-- START --
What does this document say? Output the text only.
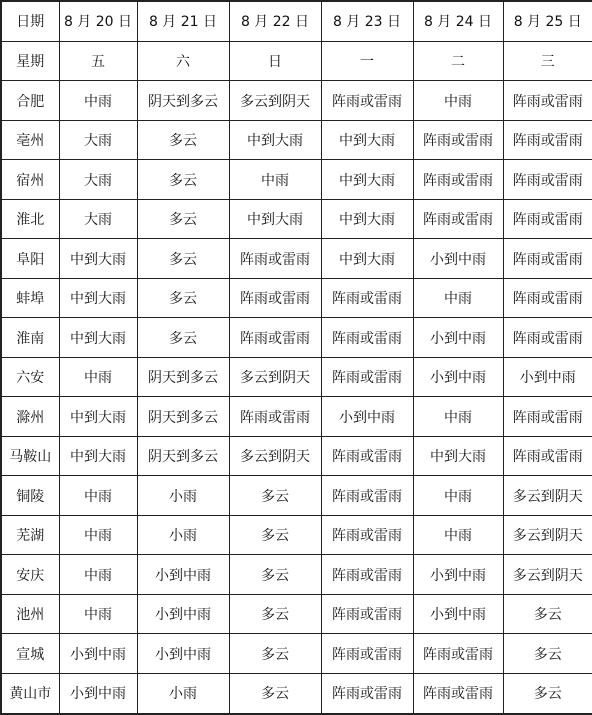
日期	8 月 20 日	8 月 21 日	8 月 22 日	8 月 23 日	8 月 24 日	8 月 25 日
星期	五	六	日	一	二	三
合肥	中雨	阴天到多云	多云到阴天	阵雨或雷雨	中雨	阵雨或雷雨
亳州	大雨	多云	中到大雨	中到大雨	阵雨或雷雨	阵雨或雷雨
宿州	大雨	多云	中雨	中到大雨	阵雨或雷雨	阵雨或雷雨
淮北	大雨	多云	中到大雨	中到大雨	阵雨或雷雨	阵雨或雷雨
阜阳	中到大雨	多云	阵雨或雷雨	中到大雨	小到中雨	阵雨或雷雨
蚌埠	中到大雨	多云	阵雨或雷雨	阵雨或雷雨	中雨	阵雨或雷雨
淮南	中到大雨	多云	阵雨或雷雨	阵雨或雷雨	小到中雨	阵雨或雷雨
六安	中雨	阴天到多云	多云到阴天	阵雨或雷雨	小到中雨	小到中雨
滁州	中到大雨	阴天到多云	阵雨或雷雨	小到中雨	中雨	阵雨或雷雨
马鞍山	中到大雨	阴天到多云	多云到阴天	阵雨或雷雨	中到大雨	阵雨或雷雨
铜陵	中雨	小雨	多云	阵雨或雷雨	中雨	多云到阴天
芜湖	中雨	小雨	多云	阵雨或雷雨	中雨	多云到阴天
安庆	中雨	小到中雨	多云	阵雨或雷雨	小到中雨	多云到阴天
池州	中雨	小到中雨	多云	阵雨或雷雨	小到中雨	多云
宣城	小到中雨	小到中雨	多云	阵雨或雷雨	阵雨或雷雨	多云
黄山市	小到中雨	小雨	多云	阵雨或雷雨	阵雨或雷雨	多云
-- END --
> [WRITTEN REQUEST]: Omit the images and transcribe all of the records above word for word.

> [COMPLETED TASK]:
What does this document say? Output the text only.
日期	8 月 20 日	8 月 21 日	8 月 22 日	8 月 23 日	8 月 24 日	8 月 25 日
星期	五	六	日	一	二	三
合肥	中雨	阴天到多云	多云到阴天	阵雨或雷雨	中雨	阵雨或雷雨
亳州	大雨	多云	中到大雨	中到大雨	阵雨或雷雨	阵雨或雷雨
宿州	大雨	多云	中雨	中到大雨	阵雨或雷雨	阵雨或雷雨
淮北	大雨	多云	中到大雨	中到大雨	阵雨或雷雨	阵雨或雷雨
阜阳	中到大雨	多云	阵雨或雷雨	中到大雨	小到中雨	阵雨或雷雨
蚌埠	中到大雨	多云	阵雨或雷雨	阵雨或雷雨	中雨	阵雨或雷雨
淮南	中到大雨	多云	阵雨或雷雨	阵雨或雷雨	小到中雨	阵雨或雷雨
六安	中雨	阴天到多云	多云到阴天	阵雨或雷雨	小到中雨	小到中雨
滁州	中到大雨	阴天到多云	阵雨或雷雨	小到中雨	中雨	阵雨或雷雨
马鞍山	中到大雨	阴天到多云	多云到阴天	阵雨或雷雨	中到大雨	阵雨或雷雨
铜陵	中雨	小雨	多云	阵雨或雷雨	中雨	多云到阴天
芜湖	中雨	小雨	多云	阵雨或雷雨	中雨	多云到阴天
安庆	中雨	小到中雨	多云	阵雨或雷雨	小到中雨	多云到阴天
池州	中雨	小到中雨	多云	阵雨或雷雨	小到中雨	多云
宣城	小到中雨	小到中雨	多云	阵雨或雷雨	阵雨或雷雨	多云
黄山市	小到中雨	小雨	多云	阵雨或雷雨	阵雨或雷雨	多云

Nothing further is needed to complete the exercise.